__Exercise details__: Copy every entry precisely.

__Data to use__:

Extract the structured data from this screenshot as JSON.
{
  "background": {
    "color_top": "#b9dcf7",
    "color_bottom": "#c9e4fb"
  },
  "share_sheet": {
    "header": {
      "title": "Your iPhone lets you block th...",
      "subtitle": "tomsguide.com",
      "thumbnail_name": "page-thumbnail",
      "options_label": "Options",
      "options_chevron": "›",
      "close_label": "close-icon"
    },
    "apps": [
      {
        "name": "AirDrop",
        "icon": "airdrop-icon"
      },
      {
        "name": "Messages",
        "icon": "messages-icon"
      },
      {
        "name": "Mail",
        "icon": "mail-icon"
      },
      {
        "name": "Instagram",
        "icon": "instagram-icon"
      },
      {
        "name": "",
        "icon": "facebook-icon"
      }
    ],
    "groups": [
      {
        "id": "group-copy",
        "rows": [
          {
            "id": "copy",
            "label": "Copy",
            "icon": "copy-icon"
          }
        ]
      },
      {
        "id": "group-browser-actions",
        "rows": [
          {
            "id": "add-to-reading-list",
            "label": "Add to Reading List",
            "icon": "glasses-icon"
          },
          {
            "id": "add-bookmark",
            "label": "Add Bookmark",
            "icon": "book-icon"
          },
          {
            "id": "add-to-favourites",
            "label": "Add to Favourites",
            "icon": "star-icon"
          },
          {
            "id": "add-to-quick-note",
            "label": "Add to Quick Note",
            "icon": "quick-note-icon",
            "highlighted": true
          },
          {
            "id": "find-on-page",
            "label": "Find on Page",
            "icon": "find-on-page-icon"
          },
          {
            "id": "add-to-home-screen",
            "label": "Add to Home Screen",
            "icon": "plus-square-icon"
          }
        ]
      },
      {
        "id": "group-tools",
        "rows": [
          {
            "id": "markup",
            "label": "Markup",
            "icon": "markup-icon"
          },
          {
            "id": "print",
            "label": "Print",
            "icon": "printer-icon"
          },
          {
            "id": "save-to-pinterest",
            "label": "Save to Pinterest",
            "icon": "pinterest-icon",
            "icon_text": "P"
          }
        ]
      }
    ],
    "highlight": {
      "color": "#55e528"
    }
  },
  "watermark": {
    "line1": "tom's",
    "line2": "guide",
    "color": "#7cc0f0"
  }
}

__Complete output__:
Extract the structured data from this screenshot as JSON.
{
  "background": {
    "color_top": "#b9dcf7",
    "color_bottom": "#c9e4fb"
  },
  "share_sheet": {
    "header": {
      "title": "Your iPhone lets you block th...",
      "subtitle": "tomsguide.com",
      "thumbnail_name": "page-thumbnail",
      "options_label": "Options",
      "options_chevron": "›",
      "close_label": "close-icon"
    },
    "apps": [
      {
        "name": "AirDrop",
        "icon": "airdrop-icon"
      },
      {
        "name": "Messages",
        "icon": "messages-icon"
      },
      {
        "name": "Mail",
        "icon": "mail-icon"
      },
      {
        "name": "Instagram",
        "icon": "instagram-icon"
      },
      {
        "name": "",
        "icon": "facebook-icon"
      }
    ],
    "groups": [
      {
        "id": "group-copy",
        "rows": [
          {
            "id": "copy",
            "label": "Copy",
            "icon": "copy-icon"
          }
        ]
      },
      {
        "id": "group-browser-actions",
        "rows": [
          {
            "id": "add-to-reading-list",
            "label": "Add to Reading List",
            "icon": "glasses-icon"
          },
          {
            "id": "add-bookmark",
            "label": "Add Bookmark",
            "icon": "book-icon"
          },
          {
            "id": "add-to-favourites",
            "label": "Add to Favourites",
            "icon": "star-icon"
          },
          {
            "id": "add-to-quick-note",
            "label": "Add to Quick Note",
            "icon": "quick-note-icon",
            "highlighted": true
          },
          {
            "id": "find-on-page",
            "label": "Find on Page",
            "icon": "find-on-page-icon"
          },
          {
            "id": "add-to-home-screen",
            "label": "Add to Home Screen",
            "icon": "plus-square-icon"
          }
        ]
      },
      {
        "id": "group-tools",
        "rows": [
          {
            "id": "markup",
            "label": "Markup",
            "icon": "markup-icon"
          },
          {
            "id": "print",
            "label": "Print",
            "icon": "printer-icon"
          },
          {
            "id": "save-to-pinterest",
            "label": "Save to Pinterest",
            "icon": "pinterest-icon",
            "icon_text": "P"
          }
        ]
      }
    ],
    "highlight": {
      "color": "#55e528"
    }
  },
  "watermark": {
    "line1": "tom's",
    "line2": "guide",
    "color": "#7cc0f0"
  }
}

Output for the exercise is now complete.